Exercise instructions:
A. Please retype the part of the TACs of the Week article below from "Editor’s Note: In" to "and risk tolerance.".
B. In the TACs of the Week article below, why does the editor's note say that no one should base investing decisions on the article? Answer in one to three sentences.

Document excerpt:

>> start

Interesting TACs of the Week (September 16 – September 22, 2017)

Summary – A top-down review of interesting calls and comments made last week in Treasuries, monetary policy, economics, stocks, bonds & commodities. TAC is our acronym for Tweets, Articles, & Clips – our basic inputs for this article.

Editor’s Note: In this series of articles, we include important or interesting Tweets, Articles, Video Clips with our comments. This is an article that expresses our personal opinions about comments made on Television, Tweeter, and in Print. It is NOT intended to provide any investment advice of any type whatsoever. No one should base any investing decisions or conclusions based on anything written in or inferred from this article. Macro Viewpoints & its affiliates expressly disclaim all liability in respect to actions taken based on any or all of the information in this article. Investing is a serious matter and all investment decisions should only be taken after a detailed discussion with your investment advisor and should be subject to your objectives, suitability requirements and risk tolerance.


1. Fed’s Balance Sheet Reduction = bullish?

>> end

Entries shown:
>> start

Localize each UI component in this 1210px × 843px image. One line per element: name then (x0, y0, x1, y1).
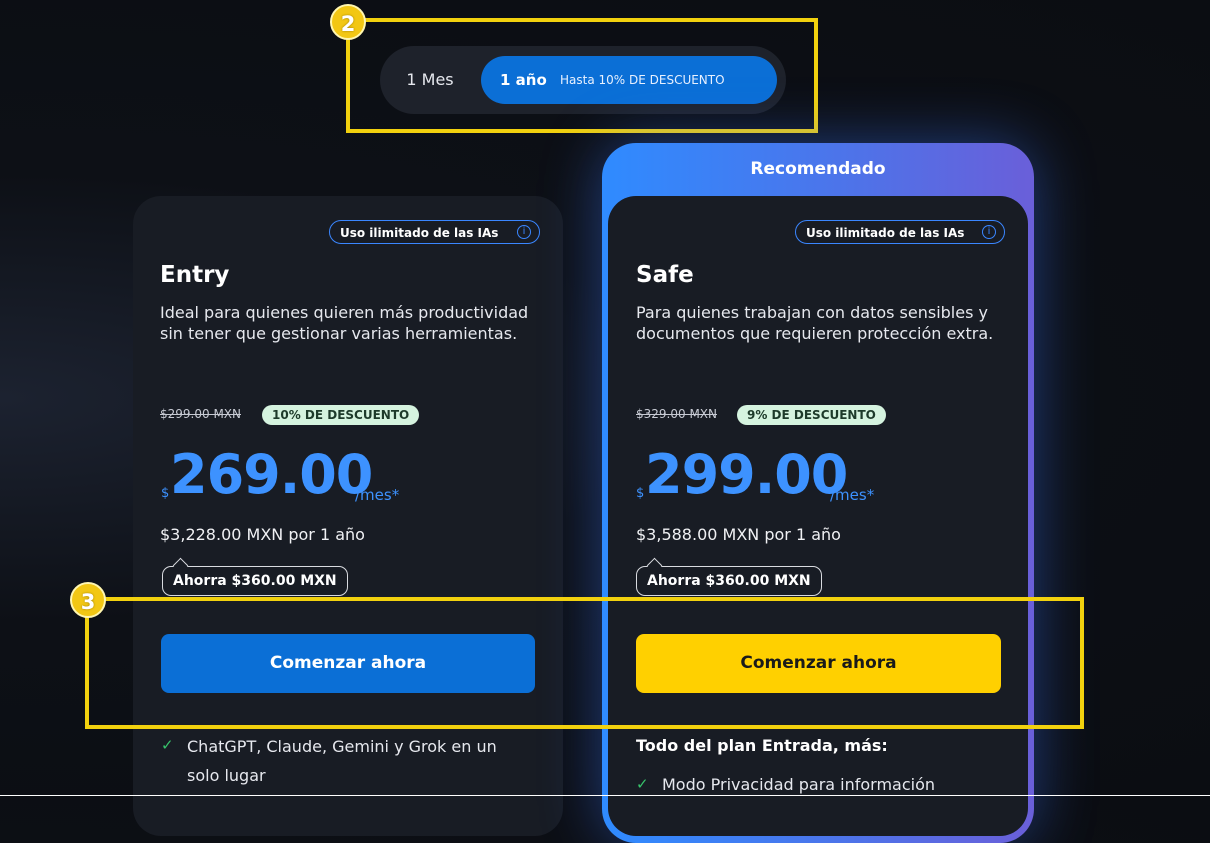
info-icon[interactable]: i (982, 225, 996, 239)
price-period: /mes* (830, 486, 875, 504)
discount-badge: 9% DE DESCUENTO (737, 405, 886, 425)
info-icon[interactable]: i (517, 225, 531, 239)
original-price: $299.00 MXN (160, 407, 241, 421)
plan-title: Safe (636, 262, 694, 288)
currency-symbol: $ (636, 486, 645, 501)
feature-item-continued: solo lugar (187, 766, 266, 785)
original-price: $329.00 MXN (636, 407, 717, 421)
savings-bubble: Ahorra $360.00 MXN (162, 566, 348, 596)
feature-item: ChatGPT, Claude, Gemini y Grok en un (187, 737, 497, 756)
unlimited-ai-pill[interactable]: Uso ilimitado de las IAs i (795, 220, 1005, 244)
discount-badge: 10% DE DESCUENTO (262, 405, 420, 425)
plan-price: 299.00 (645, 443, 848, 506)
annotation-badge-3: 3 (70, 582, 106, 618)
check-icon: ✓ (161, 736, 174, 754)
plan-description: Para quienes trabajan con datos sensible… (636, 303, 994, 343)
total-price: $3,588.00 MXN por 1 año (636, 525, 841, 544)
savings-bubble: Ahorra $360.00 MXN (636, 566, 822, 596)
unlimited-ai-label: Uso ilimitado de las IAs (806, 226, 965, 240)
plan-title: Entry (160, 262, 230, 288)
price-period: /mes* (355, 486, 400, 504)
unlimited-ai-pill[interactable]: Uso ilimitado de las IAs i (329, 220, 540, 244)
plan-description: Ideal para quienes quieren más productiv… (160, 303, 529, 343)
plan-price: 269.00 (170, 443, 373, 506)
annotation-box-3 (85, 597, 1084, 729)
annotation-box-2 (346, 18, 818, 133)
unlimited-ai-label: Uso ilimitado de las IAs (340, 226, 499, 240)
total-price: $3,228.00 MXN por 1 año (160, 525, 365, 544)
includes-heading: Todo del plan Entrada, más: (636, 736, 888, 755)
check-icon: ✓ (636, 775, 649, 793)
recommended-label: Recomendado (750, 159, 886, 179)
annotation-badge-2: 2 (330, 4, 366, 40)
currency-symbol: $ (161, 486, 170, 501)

>> end
>> start

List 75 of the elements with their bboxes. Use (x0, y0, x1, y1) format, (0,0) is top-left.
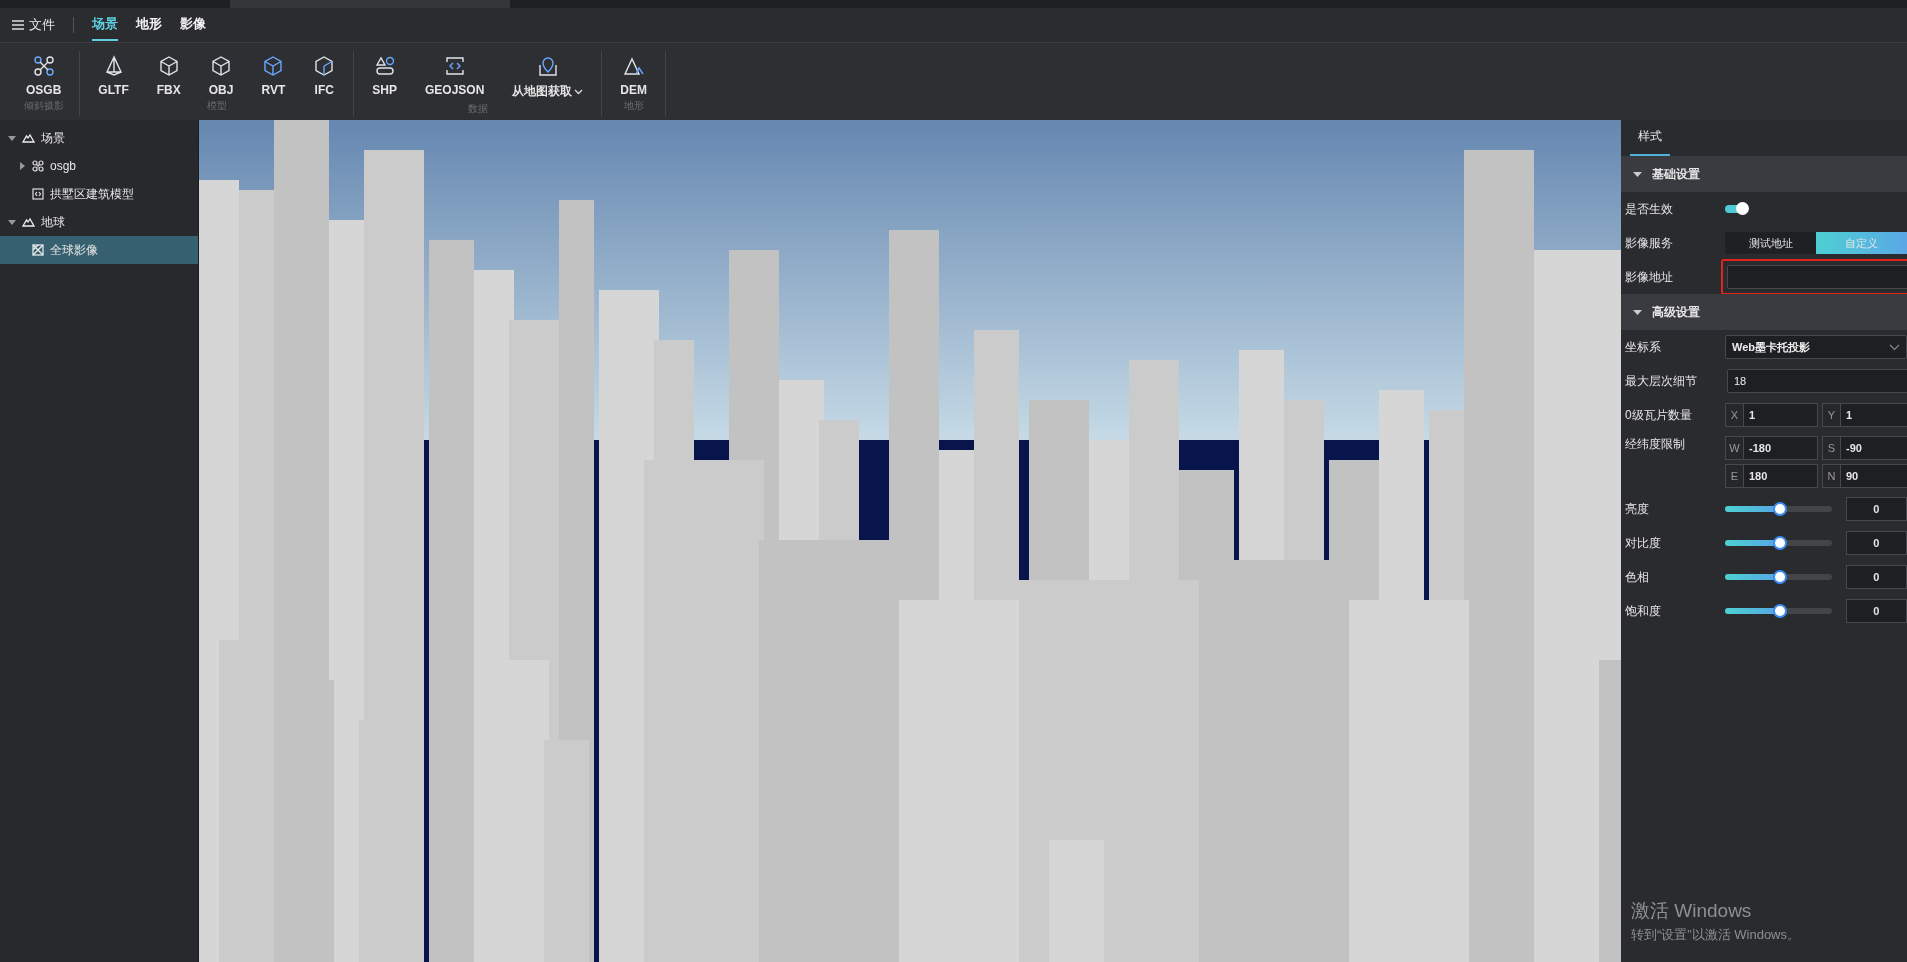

>> end

Complete answers:
A.
Editor’s Note: In this series of articles, we include important or interesting Tweets, Articles, Video Clips with our comments. This is an article that expresses our personal opinions about comments made on Television, Tweeter, and in Print. It is NOT intended to provide any investment advice of any type whatsoever. No one should base any investing decisions or conclusions based on anything written in or inferred from this article. Macro Viewpoints & its affiliates expressly disclaim all liability in respect to actions taken based on any or all of the information in this article. Investing is a serious matter and all investment decisions should only be taken after a detailed discussion with your investment advisor and should be subject to your objectives, suitability requirements and risk tolerance.

B. The article expresses the authors' personal opinions about comments made on television, Twitter and in print. It is not intended to provide investment advice of any kind.